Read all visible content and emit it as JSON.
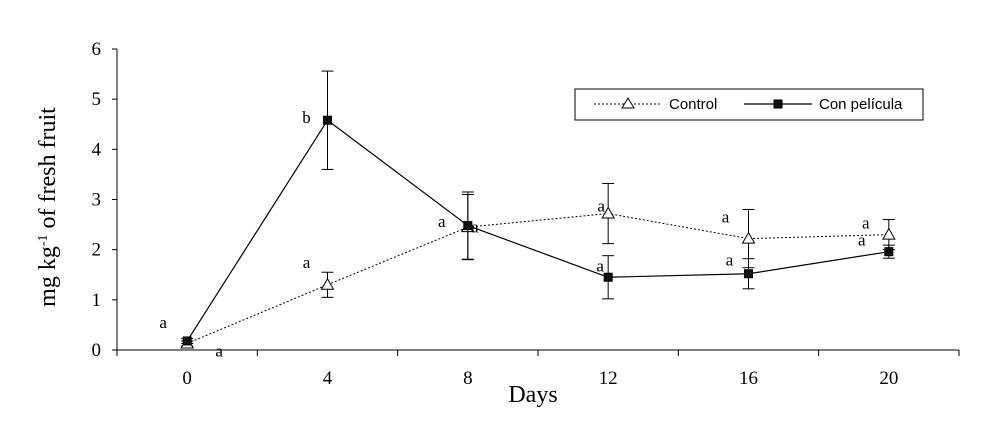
{
  "chart_data": {
    "type": "line",
    "title": "",
    "xlabel": "Days",
    "ylabel": {
      "prefix": "mg kg",
      "sup": "-1",
      "suffix": " of fresh fruit"
    },
    "x": [
      0,
      4,
      8,
      12,
      16,
      20
    ],
    "x_ticks": [
      "0",
      "4",
      "8",
      "12",
      "16",
      "20"
    ],
    "xlim": [
      -2,
      22
    ],
    "ylim": [
      0,
      6
    ],
    "y_ticks": [
      "0",
      "1",
      "2",
      "3",
      "4",
      "5",
      "6"
    ],
    "grid": false,
    "legend_position": "top-right",
    "series": [
      {
        "name": "Control",
        "marker": "open-triangle",
        "line_style": "dotted",
        "values": [
          0.13,
          1.3,
          2.45,
          2.72,
          2.22,
          2.3
        ],
        "errors": [
          0.05,
          0.25,
          0.65,
          0.6,
          0.58,
          0.3
        ],
        "letters": [
          "a",
          "a",
          "a",
          "a",
          "a",
          "a"
        ]
      },
      {
        "name": "Con película",
        "marker": "filled-square",
        "line_style": "solid",
        "values": [
          0.18,
          4.58,
          2.48,
          1.45,
          1.52,
          1.96
        ],
        "errors": [
          0.05,
          0.98,
          0.67,
          0.43,
          0.3,
          0.13
        ],
        "letters": [
          "a",
          "b",
          "a",
          "a",
          "a",
          "a"
        ]
      }
    ]
  }
}
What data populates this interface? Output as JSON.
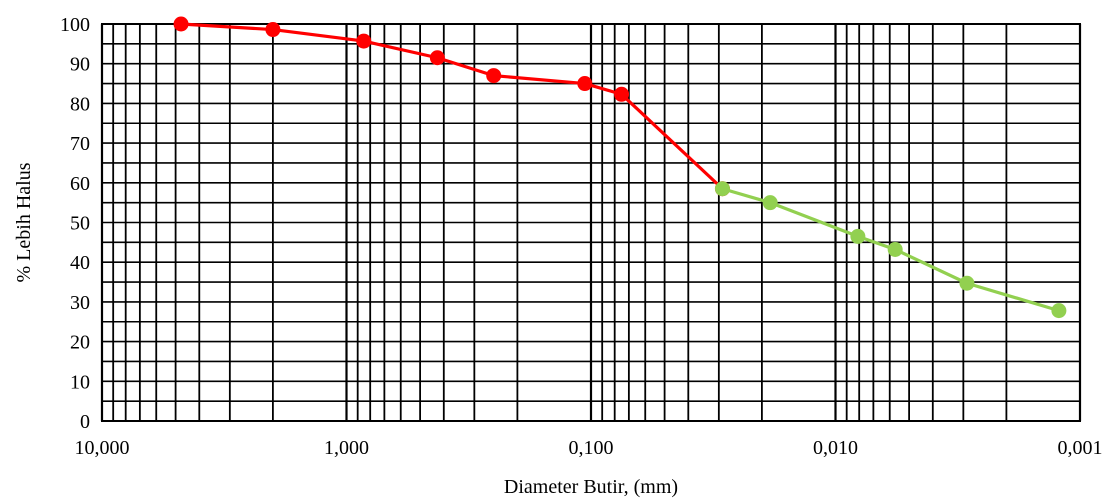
{
  "chart_data": {
    "type": "scatter",
    "title": "",
    "xlabel": "Diameter Butir, (mm)",
    "ylabel": "% Lebih Halus",
    "xscale": "log",
    "x_reversed": true,
    "xlim": [
      10,
      0.001
    ],
    "ylim": [
      0,
      100
    ],
    "grid": true,
    "x_tick_labels": [
      "10,000",
      "1,000",
      "0,100",
      "0,010",
      "0,001"
    ],
    "y_tick_labels": [
      "0",
      "10",
      "20",
      "30",
      "40",
      "50",
      "60",
      "70",
      "80",
      "90",
      "100"
    ],
    "series": [
      {
        "color": "#ff0000",
        "marker": "circle",
        "x": [
          4.75,
          2.0,
          0.85,
          0.425,
          0.25,
          0.106,
          0.075,
          0.029
        ],
        "y": [
          100,
          98.6,
          95.7,
          91.5,
          87.0,
          85.0,
          82.3,
          58.5
        ]
      },
      {
        "color": "#92d050",
        "marker": "circle",
        "x": [
          0.029,
          0.0185,
          0.0081,
          0.0057,
          0.0029,
          0.00122
        ],
        "y": [
          58.5,
          55.0,
          46.5,
          43.2,
          34.7,
          27.8
        ]
      }
    ]
  }
}
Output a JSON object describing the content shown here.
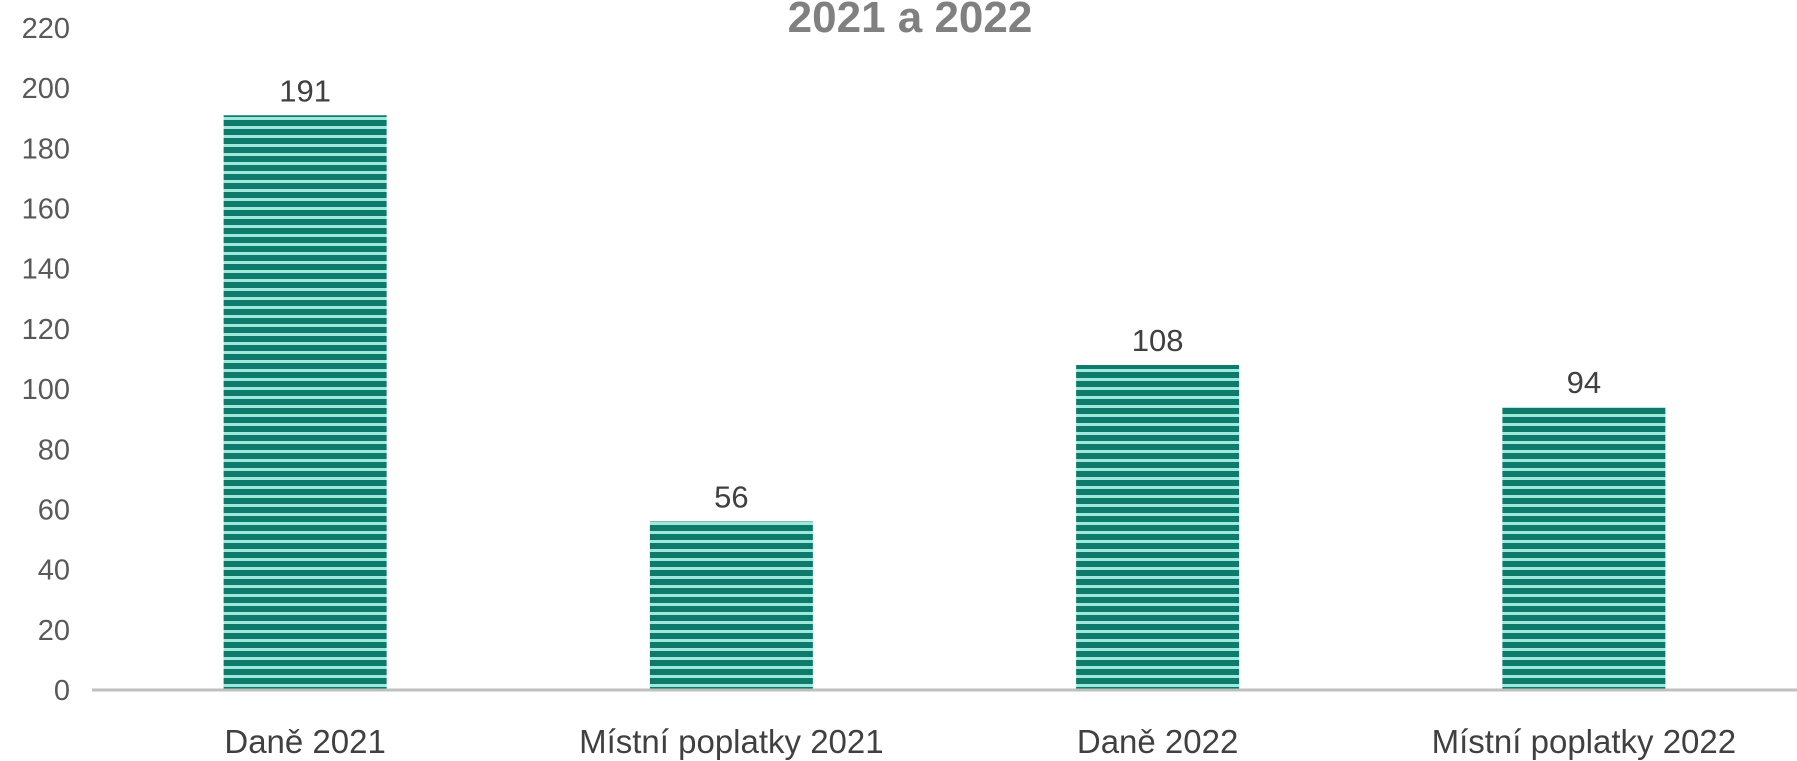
{
  "chart_data": {
    "type": "bar",
    "title": "2021 a 2022",
    "categories": [
      "Daně 2021",
      "Místní poplatky 2021",
      "Daně 2022",
      "Místní poplatky 2022"
    ],
    "values": [
      191,
      56,
      108,
      94
    ],
    "data_labels": [
      "191",
      "56",
      "108",
      "94"
    ],
    "ylim": [
      0,
      220
    ],
    "yticks": [
      0,
      20,
      40,
      60,
      80,
      100,
      120,
      140,
      160,
      180,
      200,
      220
    ],
    "ytick_labels": [
      "0",
      "20",
      "40",
      "60",
      "80",
      "100",
      "120",
      "140",
      "160",
      "180",
      "200",
      "220"
    ],
    "xlabel": "",
    "ylabel": "",
    "grid": false,
    "legend": "none",
    "colors": {
      "bar_dark": "#0e7a6c",
      "bar_light": "#9fe8dc",
      "axis": "#bfbfbf"
    }
  }
}
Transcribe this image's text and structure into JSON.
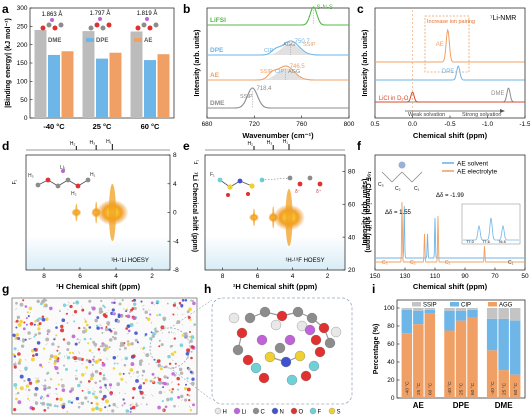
{
  "chart_data": [
    {
      "panel": "a",
      "type": "bar",
      "ylabel": "|Binding energy| (kJ mol⁻¹)",
      "ylim": [
        0,
        300
      ],
      "yticks": [
        0,
        50,
        100,
        150,
        200,
        250,
        300
      ],
      "categories": [
        "-40 °C",
        "25 °C",
        "60 °C"
      ],
      "series": [
        {
          "name": "DME",
          "color": "#bcbcbc",
          "values": [
            240,
            237,
            236
          ]
        },
        {
          "name": "DPE",
          "color": "#6fb6e8",
          "values": [
            172,
            162,
            158
          ]
        },
        {
          "name": "AE",
          "color": "#f0a064",
          "values": [
            182,
            178,
            174
          ]
        }
      ],
      "annotations": [
        "1.863 Å",
        "1.797 Å",
        "1.819 Å"
      ]
    },
    {
      "panel": "b",
      "type": "line",
      "xlabel": "Wavenumber (cm⁻¹)",
      "ylabel": "Intensity (arb. units)",
      "xlim": [
        680,
        800
      ],
      "xticks": [
        680,
        720,
        760,
        800
      ],
      "series": [
        {
          "name": "LiFSI",
          "color": "#55b848",
          "peak": 770,
          "label": "S-N-S"
        },
        {
          "name": "DPE",
          "color": "#6fb6e8",
          "peak": 750.7,
          "label": "750.7"
        },
        {
          "name": "AE",
          "color": "#f0a064",
          "peak": 746.5,
          "label": "746.5"
        },
        {
          "name": "DME",
          "color": "#8c8c8c",
          "peak": 718.4,
          "label": "718.4"
        }
      ],
      "annotations": [
        "CIP",
        "AGG",
        "SSIP",
        "SSIP",
        "CIP",
        "AGG",
        "SSIP"
      ]
    },
    {
      "panel": "c",
      "type": "line",
      "title": "⁷Li-NMR",
      "xlabel": "Chemical shift (ppm)",
      "ylabel": "Intensity (arb. units)",
      "xlim": [
        0.5,
        -1.5
      ],
      "xticks": [
        0.5,
        0.0,
        -0.5,
        -1.0,
        -1.5
      ],
      "series": [
        {
          "name": "AE",
          "color": "#f0a064",
          "peak": -0.47
        },
        {
          "name": "DPE",
          "color": "#6fb6e8",
          "peak": -0.61
        },
        {
          "name": "DME",
          "color": "#8c8c8c",
          "peak": -1.28
        },
        {
          "name": "LiCl in D₂O",
          "color": "#d94a2c",
          "peak": 0.0
        }
      ],
      "annotations": [
        "Increase ion pairing",
        "Weak solvation",
        "Strong solvation"
      ]
    },
    {
      "panel": "d",
      "type": "heatmap",
      "title": "¹H-⁷Li HOESY",
      "xlabel": "¹H Chemical shift (ppm)",
      "ylabel": "⁷Li Chemical shift (ppm)",
      "xlim": [
        9,
        1
      ],
      "xticks": [
        8,
        6,
        4,
        2
      ],
      "ylim": [
        -8,
        8
      ],
      "yticks": [
        8,
        4,
        0,
        -4,
        -8
      ],
      "peaks_x": [
        6.2,
        5.1,
        4.2
      ],
      "proton_labels": [
        "H₂",
        "H₃",
        "H₁"
      ],
      "f1_label": "F₁"
    },
    {
      "panel": "e",
      "type": "heatmap",
      "title": "¹H-¹⁹F HOESY",
      "xlabel": "¹H Chemical shift (ppm)",
      "ylabel": "¹⁹F Chemical shift (ppm)",
      "xlim": [
        9,
        1
      ],
      "xticks": [
        8,
        6,
        4,
        2
      ],
      "ylim": [
        20,
        90
      ],
      "yticks": [
        80,
        60,
        40,
        20
      ],
      "peaks_x": [
        6.2,
        5.1,
        4.2
      ],
      "proton_labels": [
        "H₂",
        "H₃",
        "H₁"
      ],
      "f1_label": "F₁"
    },
    {
      "panel": "f",
      "type": "line",
      "xlabel": "Chemical shift (ppm)",
      "ylabel": "Intensity (arb. units)",
      "xlim": [
        150,
        50
      ],
      "xticks": [
        150,
        130,
        110,
        90,
        70,
        50
      ],
      "series": [
        {
          "name": "AE solvent",
          "color": "#6fb6e8"
        },
        {
          "name": "AE electrolyte",
          "color": "#f0a064"
        }
      ],
      "annotations": [
        "Δδ = 1.55",
        "Δδ = -1.99",
        "C₁",
        "C₂",
        "C₃",
        "C₁",
        "C₂",
        "C₃",
        "C₁"
      ],
      "inset_ticks": [
        "77.0",
        "77.6",
        "76.5"
      ]
    },
    {
      "panel": "i",
      "type": "bar",
      "ylabel": "Percentage (%)",
      "ylim": [
        0,
        100
      ],
      "yticks": [
        0,
        20,
        40,
        60,
        80,
        100
      ],
      "groups": [
        "AE",
        "DPE",
        "DME"
      ],
      "bar_labels": [
        "-40 °C",
        "25 °C",
        "60 °C"
      ],
      "series": [
        {
          "name": "SSIP",
          "color": "#c4c4c4"
        },
        {
          "name": "CIP",
          "color": "#6fb6e8"
        },
        {
          "name": "AGG",
          "color": "#f0a064"
        }
      ],
      "stacks": [
        [
          [
            2,
            26,
            72
          ],
          [
            3,
            15,
            82
          ],
          [
            2,
            4,
            94
          ]
        ],
        [
          [
            3,
            22,
            75
          ],
          [
            3,
            11,
            86
          ],
          [
            2,
            8,
            90
          ]
        ],
        [
          [
            12,
            35,
            53
          ],
          [
            12,
            57,
            31
          ],
          [
            14,
            60,
            26
          ]
        ]
      ]
    }
  ],
  "panels": [
    "a",
    "b",
    "c",
    "d",
    "e",
    "f",
    "g",
    "h",
    "i"
  ],
  "legend_h": [
    {
      "label": "H",
      "color": "#e8e8e8"
    },
    {
      "label": "Li",
      "color": "#c063d8"
    },
    {
      "label": "C",
      "color": "#8c8c8c"
    },
    {
      "label": "N",
      "color": "#3f51d0"
    },
    {
      "label": "O",
      "color": "#e03030"
    },
    {
      "label": "F",
      "color": "#70d0d8"
    },
    {
      "label": "S",
      "color": "#f0d030"
    }
  ]
}
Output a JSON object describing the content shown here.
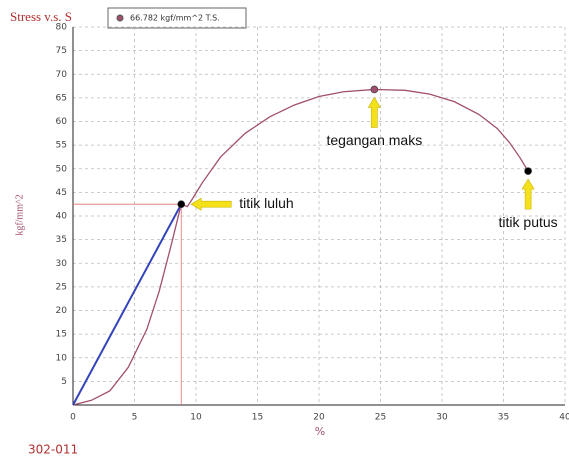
{
  "chart_data": {
    "type": "line",
    "title": "Stress v.s. S",
    "legend_label": "66.782 kgf/mm^2 T.S.",
    "y_label": "kgf/mm^2",
    "x_label": "%",
    "footer": "302-011",
    "xlim": [
      0,
      40
    ],
    "ylim": [
      0,
      80
    ],
    "xticks": [
      0,
      5,
      10,
      15,
      20,
      25,
      30,
      35,
      40
    ],
    "yticks": [
      5,
      10,
      15,
      20,
      25,
      30,
      35,
      40,
      45,
      50,
      55,
      60,
      65,
      70,
      75,
      80
    ],
    "grid": true,
    "series": [
      {
        "color": "#a0506e",
        "x": [
          0,
          1.5,
          3,
          4.5,
          6,
          7,
          8,
          8.8,
          9.3,
          9.8,
          10.5,
          12,
          14,
          16,
          18,
          20,
          22,
          24.5,
          27,
          29,
          31,
          33,
          34.5,
          35.5,
          36.3,
          37
        ],
        "values": [
          0,
          1,
          3,
          8,
          16,
          24,
          34,
          42.5,
          42,
          44,
          47,
          52.5,
          57.5,
          61,
          63.5,
          65.3,
          66.3,
          66.782,
          66.6,
          65.8,
          64.2,
          61.5,
          58.5,
          55.5,
          52.5,
          49.5
        ]
      },
      {
        "color": "#3344bb",
        "x": [
          0,
          8.8
        ],
        "values": [
          0,
          42.5
        ]
      }
    ],
    "points": [
      {
        "label": "titik luluh",
        "x": 8.8,
        "y": 42.5,
        "color": "#000000",
        "label_side": "right"
      },
      {
        "label": "tegangan maks",
        "x": 24.5,
        "y": 66.782,
        "color": "#a0506e",
        "label_side": "below"
      },
      {
        "label": "titik putus",
        "x": 37,
        "y": 49.5,
        "color": "#000000",
        "label_side": "below"
      }
    ],
    "arrow_color": "#f5e11a"
  }
}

********

What you need to do:
Count every line of the records that holds "JSON". State the number, nothing else.

Exercise solution:
5